### Working data ###

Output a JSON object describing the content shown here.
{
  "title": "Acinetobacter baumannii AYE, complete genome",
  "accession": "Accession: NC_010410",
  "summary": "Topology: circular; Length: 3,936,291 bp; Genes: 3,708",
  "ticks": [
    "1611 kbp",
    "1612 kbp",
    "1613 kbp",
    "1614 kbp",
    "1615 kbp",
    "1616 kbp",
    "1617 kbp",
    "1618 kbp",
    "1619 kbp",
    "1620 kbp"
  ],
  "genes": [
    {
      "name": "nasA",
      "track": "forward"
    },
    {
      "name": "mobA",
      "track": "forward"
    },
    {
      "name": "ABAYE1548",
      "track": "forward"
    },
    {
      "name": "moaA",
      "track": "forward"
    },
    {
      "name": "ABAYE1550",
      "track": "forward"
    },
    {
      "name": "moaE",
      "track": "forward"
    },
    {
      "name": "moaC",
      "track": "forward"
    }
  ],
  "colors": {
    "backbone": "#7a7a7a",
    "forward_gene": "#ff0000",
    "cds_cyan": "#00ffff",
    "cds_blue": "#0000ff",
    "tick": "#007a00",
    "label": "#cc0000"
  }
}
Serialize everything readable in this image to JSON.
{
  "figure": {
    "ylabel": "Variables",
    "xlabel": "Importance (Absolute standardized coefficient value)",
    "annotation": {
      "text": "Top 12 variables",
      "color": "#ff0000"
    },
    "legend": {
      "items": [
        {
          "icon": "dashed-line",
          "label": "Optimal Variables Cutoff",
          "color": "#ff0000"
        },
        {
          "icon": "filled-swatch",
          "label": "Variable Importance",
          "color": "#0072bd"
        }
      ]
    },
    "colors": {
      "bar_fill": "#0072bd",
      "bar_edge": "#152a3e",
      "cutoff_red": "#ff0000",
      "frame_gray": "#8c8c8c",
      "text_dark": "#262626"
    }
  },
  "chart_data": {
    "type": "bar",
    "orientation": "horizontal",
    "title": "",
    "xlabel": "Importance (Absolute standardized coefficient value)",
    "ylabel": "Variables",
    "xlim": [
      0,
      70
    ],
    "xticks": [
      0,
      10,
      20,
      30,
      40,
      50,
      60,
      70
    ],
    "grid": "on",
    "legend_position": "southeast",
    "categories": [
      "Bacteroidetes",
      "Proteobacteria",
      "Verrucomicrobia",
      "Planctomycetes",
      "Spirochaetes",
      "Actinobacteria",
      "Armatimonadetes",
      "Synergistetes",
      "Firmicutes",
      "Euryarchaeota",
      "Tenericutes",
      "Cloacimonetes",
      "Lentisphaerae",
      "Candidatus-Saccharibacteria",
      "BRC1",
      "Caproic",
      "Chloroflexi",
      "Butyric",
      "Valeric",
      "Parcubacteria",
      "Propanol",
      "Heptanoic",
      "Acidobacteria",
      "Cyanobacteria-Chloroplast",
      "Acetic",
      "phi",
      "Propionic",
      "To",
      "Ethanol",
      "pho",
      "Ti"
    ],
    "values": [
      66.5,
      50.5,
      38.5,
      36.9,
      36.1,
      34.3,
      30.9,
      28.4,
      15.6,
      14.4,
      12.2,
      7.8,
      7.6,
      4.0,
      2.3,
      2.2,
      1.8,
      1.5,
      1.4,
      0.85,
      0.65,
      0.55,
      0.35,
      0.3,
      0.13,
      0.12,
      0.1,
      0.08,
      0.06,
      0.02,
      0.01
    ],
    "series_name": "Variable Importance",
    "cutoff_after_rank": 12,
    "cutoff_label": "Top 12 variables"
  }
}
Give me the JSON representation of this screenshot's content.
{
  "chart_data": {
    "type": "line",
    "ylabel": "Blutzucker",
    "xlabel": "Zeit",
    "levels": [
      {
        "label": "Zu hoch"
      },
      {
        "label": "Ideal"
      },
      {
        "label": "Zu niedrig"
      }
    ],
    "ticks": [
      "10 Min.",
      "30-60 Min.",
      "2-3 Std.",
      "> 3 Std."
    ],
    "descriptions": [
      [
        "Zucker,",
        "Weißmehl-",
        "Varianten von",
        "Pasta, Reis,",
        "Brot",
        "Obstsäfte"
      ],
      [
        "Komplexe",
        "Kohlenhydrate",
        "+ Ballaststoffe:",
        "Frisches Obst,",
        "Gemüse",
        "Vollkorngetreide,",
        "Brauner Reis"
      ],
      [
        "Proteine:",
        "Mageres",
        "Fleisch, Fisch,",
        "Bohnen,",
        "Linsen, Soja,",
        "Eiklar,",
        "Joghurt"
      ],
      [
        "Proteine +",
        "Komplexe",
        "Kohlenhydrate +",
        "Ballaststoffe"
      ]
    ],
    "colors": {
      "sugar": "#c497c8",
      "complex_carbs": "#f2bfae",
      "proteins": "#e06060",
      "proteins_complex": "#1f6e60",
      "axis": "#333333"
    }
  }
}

###

**Work instructions**
Each line, from the one that holds "Give me the" through the last line of the entries, must be repeated exactly. Leave out everything else.

**Answer space**
Give me the JSON representation of this screenshot's content.
{
  "chart_data": {
    "type": "line",
    "ylabel": "Blutzucker",
    "xlabel": "Zeit",
    "levels": [
      {
        "label": "Zu hoch"
      },
      {
        "label": "Ideal"
      },
      {
        "label": "Zu niedrig"
      }
    ],
    "ticks": [
      "10 Min.",
      "30-60 Min.",
      "2-3 Std.",
      "> 3 Std."
    ],
    "descriptions": [
      [
        "Zucker,",
        "Weißmehl-",
        "Varianten von",
        "Pasta, Reis,",
        "Brot",
        "Obstsäfte"
      ],
      [
        "Komplexe",
        "Kohlenhydrate",
        "+ Ballaststoffe:",
        "Frisches Obst,",
        "Gemüse",
        "Vollkorngetreide,",
        "Brauner Reis"
      ],
      [
        "Proteine:",
        "Mageres",
        "Fleisch, Fisch,",
        "Bohnen,",
        "Linsen, Soja,",
        "Eiklar,",
        "Joghurt"
      ],
      [
        "Proteine +",
        "Komplexe",
        "Kohlenhydrate +",
        "Ballaststoffe"
      ]
    ],
    "colors": {
      "sugar": "#c497c8",
      "complex_carbs": "#f2bfae",
      "proteins": "#e06060",
      "proteins_complex": "#1f6e60",
      "axis": "#333333"
    }
  }
}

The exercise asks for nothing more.